SHORT EXERCISE
Would you return all of this data exactly, leaving nothing out?

DATA TO USE

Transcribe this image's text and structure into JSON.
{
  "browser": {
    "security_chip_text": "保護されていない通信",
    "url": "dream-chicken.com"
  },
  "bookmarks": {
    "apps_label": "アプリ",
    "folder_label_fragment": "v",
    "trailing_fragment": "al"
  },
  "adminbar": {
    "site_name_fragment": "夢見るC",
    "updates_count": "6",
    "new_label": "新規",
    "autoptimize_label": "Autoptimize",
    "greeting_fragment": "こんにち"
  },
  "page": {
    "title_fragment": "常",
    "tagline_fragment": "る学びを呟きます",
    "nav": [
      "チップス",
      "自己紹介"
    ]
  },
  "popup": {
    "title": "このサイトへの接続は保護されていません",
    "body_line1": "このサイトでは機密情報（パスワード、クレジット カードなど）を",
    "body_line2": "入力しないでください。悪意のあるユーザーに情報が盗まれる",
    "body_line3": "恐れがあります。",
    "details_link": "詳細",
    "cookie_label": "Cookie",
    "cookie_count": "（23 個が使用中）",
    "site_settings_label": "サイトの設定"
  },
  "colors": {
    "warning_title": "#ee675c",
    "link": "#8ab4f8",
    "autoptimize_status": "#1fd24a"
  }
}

CORRECT OUTPUT
Transcribe this image's text and structure into JSON.
{
  "browser": {
    "security_chip_text": "保護されていない通信",
    "url": "dream-chicken.com"
  },
  "bookmarks": {
    "apps_label": "アプリ",
    "folder_label_fragment": "v",
    "trailing_fragment": "al"
  },
  "adminbar": {
    "site_name_fragment": "夢見るC",
    "updates_count": "6",
    "new_label": "新規",
    "autoptimize_label": "Autoptimize",
    "greeting_fragment": "こんにち"
  },
  "page": {
    "title_fragment": "常",
    "tagline_fragment": "る学びを呟きます",
    "nav": [
      "チップス",
      "自己紹介"
    ]
  },
  "popup": {
    "title": "このサイトへの接続は保護されていません",
    "body_line1": "このサイトでは機密情報（パスワード、クレジット カードなど）を",
    "body_line2": "入力しないでください。悪意のあるユーザーに情報が盗まれる",
    "body_line3": "恐れがあります。",
    "details_link": "詳細",
    "cookie_label": "Cookie",
    "cookie_count": "（23 個が使用中）",
    "site_settings_label": "サイトの設定"
  },
  "colors": {
    "warning_title": "#ee675c",
    "link": "#8ab4f8",
    "autoptimize_status": "#1fd24a"
  }
}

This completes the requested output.